* PROBLEM STATEMENT *
The records below should be written out again, exactly.

[Source records]

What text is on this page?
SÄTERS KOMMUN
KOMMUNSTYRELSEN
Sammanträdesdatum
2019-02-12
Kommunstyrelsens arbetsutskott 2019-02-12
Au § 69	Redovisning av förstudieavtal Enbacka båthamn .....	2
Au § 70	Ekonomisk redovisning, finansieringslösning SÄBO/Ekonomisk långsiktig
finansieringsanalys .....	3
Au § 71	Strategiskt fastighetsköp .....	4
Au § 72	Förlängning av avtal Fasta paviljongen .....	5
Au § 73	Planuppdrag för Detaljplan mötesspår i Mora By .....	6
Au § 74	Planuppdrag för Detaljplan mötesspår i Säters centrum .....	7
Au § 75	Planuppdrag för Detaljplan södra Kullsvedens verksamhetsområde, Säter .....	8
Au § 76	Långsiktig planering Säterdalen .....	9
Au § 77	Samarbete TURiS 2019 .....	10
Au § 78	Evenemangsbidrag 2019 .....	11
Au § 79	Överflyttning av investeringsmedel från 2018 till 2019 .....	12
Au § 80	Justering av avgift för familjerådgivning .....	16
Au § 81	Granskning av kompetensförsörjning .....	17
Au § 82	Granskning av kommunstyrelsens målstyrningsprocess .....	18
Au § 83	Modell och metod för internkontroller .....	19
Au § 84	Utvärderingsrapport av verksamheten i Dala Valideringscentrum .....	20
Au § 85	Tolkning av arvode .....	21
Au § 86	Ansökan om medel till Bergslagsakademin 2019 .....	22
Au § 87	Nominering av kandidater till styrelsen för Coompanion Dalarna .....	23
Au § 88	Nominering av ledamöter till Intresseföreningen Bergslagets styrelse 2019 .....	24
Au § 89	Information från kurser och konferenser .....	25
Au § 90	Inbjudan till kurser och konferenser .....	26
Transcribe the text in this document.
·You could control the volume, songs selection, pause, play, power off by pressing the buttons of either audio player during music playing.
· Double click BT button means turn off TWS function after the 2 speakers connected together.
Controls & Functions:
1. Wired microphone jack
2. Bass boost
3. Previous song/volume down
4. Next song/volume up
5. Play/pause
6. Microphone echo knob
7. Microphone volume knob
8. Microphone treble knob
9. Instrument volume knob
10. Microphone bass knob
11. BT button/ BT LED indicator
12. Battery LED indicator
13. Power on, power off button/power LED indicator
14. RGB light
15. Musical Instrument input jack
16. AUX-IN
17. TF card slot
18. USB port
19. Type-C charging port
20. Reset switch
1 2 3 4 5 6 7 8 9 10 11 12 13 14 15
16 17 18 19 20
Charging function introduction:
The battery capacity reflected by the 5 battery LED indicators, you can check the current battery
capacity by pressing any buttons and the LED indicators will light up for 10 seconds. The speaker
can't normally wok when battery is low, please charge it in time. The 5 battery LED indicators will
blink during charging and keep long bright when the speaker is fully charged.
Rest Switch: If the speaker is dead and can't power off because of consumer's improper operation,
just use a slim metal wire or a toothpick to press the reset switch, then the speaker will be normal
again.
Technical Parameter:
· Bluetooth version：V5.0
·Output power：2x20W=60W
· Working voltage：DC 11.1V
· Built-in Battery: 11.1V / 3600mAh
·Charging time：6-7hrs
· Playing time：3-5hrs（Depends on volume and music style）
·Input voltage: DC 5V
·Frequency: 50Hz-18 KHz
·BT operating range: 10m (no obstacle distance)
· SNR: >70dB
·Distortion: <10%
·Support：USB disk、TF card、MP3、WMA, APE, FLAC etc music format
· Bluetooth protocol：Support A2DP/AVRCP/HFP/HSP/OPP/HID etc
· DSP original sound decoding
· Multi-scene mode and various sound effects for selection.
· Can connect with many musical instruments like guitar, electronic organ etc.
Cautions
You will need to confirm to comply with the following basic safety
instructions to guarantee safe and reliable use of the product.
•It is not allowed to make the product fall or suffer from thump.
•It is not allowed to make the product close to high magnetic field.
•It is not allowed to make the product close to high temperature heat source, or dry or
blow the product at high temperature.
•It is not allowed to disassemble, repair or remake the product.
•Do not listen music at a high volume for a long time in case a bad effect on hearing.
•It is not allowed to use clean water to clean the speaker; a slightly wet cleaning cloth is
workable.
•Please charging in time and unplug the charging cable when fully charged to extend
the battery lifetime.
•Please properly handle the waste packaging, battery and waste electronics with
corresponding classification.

* SOLUTION FOR THIS PROBLEM *
What text is on this page?
SÄTERS KOMMUN
KOMMUNSTYRELSEN
Sammanträdesdatum
2019-02-12
Kommunstyrelsens arbetsutskott 2019-02-12
Au § 69	Redovisning av förstudieavtal Enbacka båthamn .....	2
Au § 70	Ekonomisk redovisning, finansieringslösning SÄBO/Ekonomisk långsiktig
finansieringsanalys .....	3
Au § 71	Strategiskt fastighetsköp .....	4
Au § 72	Förlängning av avtal Fasta paviljongen .....	5
Au § 73	Planuppdrag för Detaljplan mötesspår i Mora By .....	6
Au § 74	Planuppdrag för Detaljplan mötesspår i Säters centrum .....	7
Au § 75	Planuppdrag för Detaljplan södra Kullsvedens verksamhetsområde, Säter .....	8
Au § 76	Långsiktig planering Säterdalen .....	9
Au § 77	Samarbete TURiS 2019 .....	10
Au § 78	Evenemangsbidrag 2019 .....	11
Au § 79	Överflyttning av investeringsmedel från 2018 till 2019 .....	12
Au § 80	Justering av avgift för familjerådgivning .....	16
Au § 81	Granskning av kompetensförsörjning .....	17
Au § 82	Granskning av kommunstyrelsens målstyrningsprocess .....	18
Au § 83	Modell och metod för internkontroller .....	19
Au § 84	Utvärderingsrapport av verksamheten i Dala Valideringscentrum .....	20
Au § 85	Tolkning av arvode .....	21
Au § 86	Ansökan om medel till Bergslagsakademin 2019 .....	22
Au § 87	Nominering av kandidater till styrelsen för Coompanion Dalarna .....	23
Au § 88	Nominering av ledamöter till Intresseföreningen Bergslagets styrelse 2019 .....	24
Au § 89	Information från kurser och konferenser .....	25
Au § 90	Inbjudan till kurser och konferenser .....	26
Transcribe the text in this document.
·You could control the volume, songs selection, pause, play, power off by pressing the buttons of either audio player during music playing.
· Double click BT button means turn off TWS function after the 2 speakers connected together.
Controls & Functions:
1. Wired microphone jack
2. Bass boost
3. Previous song/volume down
4. Next song/volume up
5. Play/pause
6. Microphone echo knob
7. Microphone volume knob
8. Microphone treble knob
9. Instrument volume knob
10. Microphone bass knob
11. BT button/ BT LED indicator
12. Battery LED indicator
13. Power on, power off button/power LED indicator
14. RGB light
15. Musical Instrument input jack
16. AUX-IN
17. TF card slot
18. USB port
19. Type-C charging port
20. Reset switch
1 2 3 4 5 6 7 8 9 10 11 12 13 14 15
16 17 18 19 20
Charging function introduction:
The battery capacity reflected by the 5 battery LED indicators, you can check the current battery
capacity by pressing any buttons and the LED indicators will light up for 10 seconds. The speaker
can't normally wok when battery is low, please charge it in time. The 5 battery LED indicators will
blink during charging and keep long bright when the speaker is fully charged.
Rest Switch: If the speaker is dead and can't power off because of consumer's improper operation,
just use a slim metal wire or a toothpick to press the reset switch, then the speaker will be normal
again.
Technical Parameter:
· Bluetooth version：V5.0
·Output power：2x20W=60W
· Working voltage：DC 11.1V
· Built-in Battery: 11.1V / 3600mAh
·Charging time：6-7hrs
· Playing time：3-5hrs（Depends on volume and music style）
·Input voltage: DC 5V
·Frequency: 50Hz-18 KHz
·BT operating range: 10m (no obstacle distance)
· SNR: >70dB
·Distortion: <10%
·Support：USB disk、TF card、MP3、WMA, APE, FLAC etc music format
· Bluetooth protocol：Support A2DP/AVRCP/HFP/HSP/OPP/HID etc
· DSP original sound decoding
· Multi-scene mode and various sound effects for selection.
· Can connect with many musical instruments like guitar, electronic organ etc.
Cautions
You will need to confirm to comply with the following basic safety
instructions to guarantee safe and reliable use of the product.
•It is not allowed to make the product fall or suffer from thump.
•It is not allowed to make the product close to high magnetic field.
•It is not allowed to make the product close to high temperature heat source, or dry or
blow the product at high temperature.
•It is not allowed to disassemble, repair or remake the product.
•Do not listen music at a high volume for a long time in case a bad effect on hearing.
•It is not allowed to use clean water to clean the speaker; a slightly wet cleaning cloth is
workable.
•Please charging in time and unplug the charging cable when fully charged to extend
the battery lifetime.
•Please properly handle the waste packaging, battery and waste electronics with
corresponding classification.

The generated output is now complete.